Collected data entries:
○ ○ ○ ○ ○

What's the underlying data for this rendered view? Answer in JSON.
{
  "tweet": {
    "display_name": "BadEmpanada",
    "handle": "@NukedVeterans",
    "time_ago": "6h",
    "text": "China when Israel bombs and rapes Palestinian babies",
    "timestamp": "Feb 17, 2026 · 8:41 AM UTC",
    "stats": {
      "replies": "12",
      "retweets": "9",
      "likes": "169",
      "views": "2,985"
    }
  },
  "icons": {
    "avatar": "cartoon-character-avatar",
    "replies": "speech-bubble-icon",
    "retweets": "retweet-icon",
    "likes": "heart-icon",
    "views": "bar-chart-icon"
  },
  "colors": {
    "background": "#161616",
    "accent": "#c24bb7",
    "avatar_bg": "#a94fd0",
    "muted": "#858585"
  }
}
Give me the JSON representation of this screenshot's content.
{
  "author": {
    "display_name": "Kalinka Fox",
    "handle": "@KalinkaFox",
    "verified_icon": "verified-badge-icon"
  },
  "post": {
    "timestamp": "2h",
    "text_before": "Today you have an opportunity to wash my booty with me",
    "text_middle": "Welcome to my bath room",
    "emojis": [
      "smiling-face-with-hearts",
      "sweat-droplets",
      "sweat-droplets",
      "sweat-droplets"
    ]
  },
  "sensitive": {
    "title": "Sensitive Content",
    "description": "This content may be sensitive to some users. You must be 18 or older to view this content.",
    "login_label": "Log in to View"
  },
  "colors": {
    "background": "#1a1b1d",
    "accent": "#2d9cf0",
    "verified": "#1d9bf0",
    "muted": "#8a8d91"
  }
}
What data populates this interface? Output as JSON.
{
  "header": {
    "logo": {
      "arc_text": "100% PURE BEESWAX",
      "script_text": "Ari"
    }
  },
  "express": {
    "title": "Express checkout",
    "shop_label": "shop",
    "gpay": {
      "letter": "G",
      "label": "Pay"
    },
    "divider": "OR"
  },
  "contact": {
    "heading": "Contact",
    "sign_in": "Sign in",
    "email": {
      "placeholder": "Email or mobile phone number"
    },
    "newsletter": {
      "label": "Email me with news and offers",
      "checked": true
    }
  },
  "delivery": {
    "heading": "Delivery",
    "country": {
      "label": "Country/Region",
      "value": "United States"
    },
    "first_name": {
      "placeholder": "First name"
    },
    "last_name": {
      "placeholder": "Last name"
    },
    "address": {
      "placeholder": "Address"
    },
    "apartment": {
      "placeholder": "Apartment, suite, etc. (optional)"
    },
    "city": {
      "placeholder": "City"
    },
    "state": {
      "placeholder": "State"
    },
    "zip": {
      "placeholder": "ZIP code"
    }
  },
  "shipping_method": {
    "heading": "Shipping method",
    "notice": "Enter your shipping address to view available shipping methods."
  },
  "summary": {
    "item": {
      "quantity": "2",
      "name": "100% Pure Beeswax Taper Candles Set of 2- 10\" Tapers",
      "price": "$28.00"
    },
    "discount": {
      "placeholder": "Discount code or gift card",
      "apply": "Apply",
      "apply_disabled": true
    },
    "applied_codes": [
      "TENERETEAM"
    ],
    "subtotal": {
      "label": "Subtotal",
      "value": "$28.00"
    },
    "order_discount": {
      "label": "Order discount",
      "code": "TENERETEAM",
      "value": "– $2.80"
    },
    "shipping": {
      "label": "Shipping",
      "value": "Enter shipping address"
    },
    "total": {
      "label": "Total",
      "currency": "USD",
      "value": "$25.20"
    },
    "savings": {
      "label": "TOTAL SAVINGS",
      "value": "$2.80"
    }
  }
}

○ ○ ○ ○ ○

§ **Aim of the task**:
Print the material once more, exactly.

§ **Response to this task**:
What's the underlying data for this rendered view? Answer in JSON.
{
  "tweet": {
    "display_name": "BadEmpanada",
    "handle": "@NukedVeterans",
    "time_ago": "6h",
    "text": "China when Israel bombs and rapes Palestinian babies",
    "timestamp": "Feb 17, 2026 · 8:41 AM UTC",
    "stats": {
      "replies": "12",
      "retweets": "9",
      "likes": "169",
      "views": "2,985"
    }
  },
  "icons": {
    "avatar": "cartoon-character-avatar",
    "replies": "speech-bubble-icon",
    "retweets": "retweet-icon",
    "likes": "heart-icon",
    "views": "bar-chart-icon"
  },
  "colors": {
    "background": "#161616",
    "accent": "#c24bb7",
    "avatar_bg": "#a94fd0",
    "muted": "#858585"
  }
}
Give me the JSON representation of this screenshot's content.
{
  "author": {
    "display_name": "Kalinka Fox",
    "handle": "@KalinkaFox",
    "verified_icon": "verified-badge-icon"
  },
  "post": {
    "timestamp": "2h",
    "text_before": "Today you have an opportunity to wash my booty with me",
    "text_middle": "Welcome to my bath room",
    "emojis": [
      "smiling-face-with-hearts",
      "sweat-droplets",
      "sweat-droplets",
      "sweat-droplets"
    ]
  },
  "sensitive": {
    "title": "Sensitive Content",
    "description": "This content may be sensitive to some users. You must be 18 or older to view this content.",
    "login_label": "Log in to View"
  },
  "colors": {
    "background": "#1a1b1d",
    "accent": "#2d9cf0",
    "verified": "#1d9bf0",
    "muted": "#8a8d91"
  }
}
What data populates this interface? Output as JSON.
{
  "header": {
    "logo": {
      "arc_text": "100% PURE BEESWAX",
      "script_text": "Ari"
    }
  },
  "express": {
    "title": "Express checkout",
    "shop_label": "shop",
    "gpay": {
      "letter": "G",
      "label": "Pay"
    },
    "divider": "OR"
  },
  "contact": {
    "heading": "Contact",
    "sign_in": "Sign in",
    "email": {
      "placeholder": "Email or mobile phone number"
    },
    "newsletter": {
      "label": "Email me with news and offers",
      "checked": true
    }
  },
  "delivery": {
    "heading": "Delivery",
    "country": {
      "label": "Country/Region",
      "value": "United States"
    },
    "first_name": {
      "placeholder": "First name"
    },
    "last_name": {
      "placeholder": "Last name"
    },
    "address": {
      "placeholder": "Address"
    },
    "apartment": {
      "placeholder": "Apartment, suite, etc. (optional)"
    },
    "city": {
      "placeholder": "City"
    },
    "state": {
      "placeholder": "State"
    },
    "zip": {
      "placeholder": "ZIP code"
    }
  },
  "shipping_method": {
    "heading": "Shipping method",
    "notice": "Enter your shipping address to view available shipping methods."
  },
  "summary": {
    "item": {
      "quantity": "2",
      "name": "100% Pure Beeswax Taper Candles Set of 2- 10\" Tapers",
      "price": "$28.00"
    },
    "discount": {
      "placeholder": "Discount code or gift card",
      "apply": "Apply",
      "apply_disabled": true
    },
    "applied_codes": [
      "TENERETEAM"
    ],
    "subtotal": {
      "label": "Subtotal",
      "value": "$28.00"
    },
    "order_discount": {
      "label": "Order discount",
      "code": "TENERETEAM",
      "value": "– $2.80"
    },
    "shipping": {
      "label": "Shipping",
      "value": "Enter shipping address"
    },
    "total": {
      "label": "Total",
      "currency": "USD",
      "value": "$25.20"
    },
    "savings": {
      "label": "TOTAL SAVINGS",
      "value": "$2.80"
    }
  }
}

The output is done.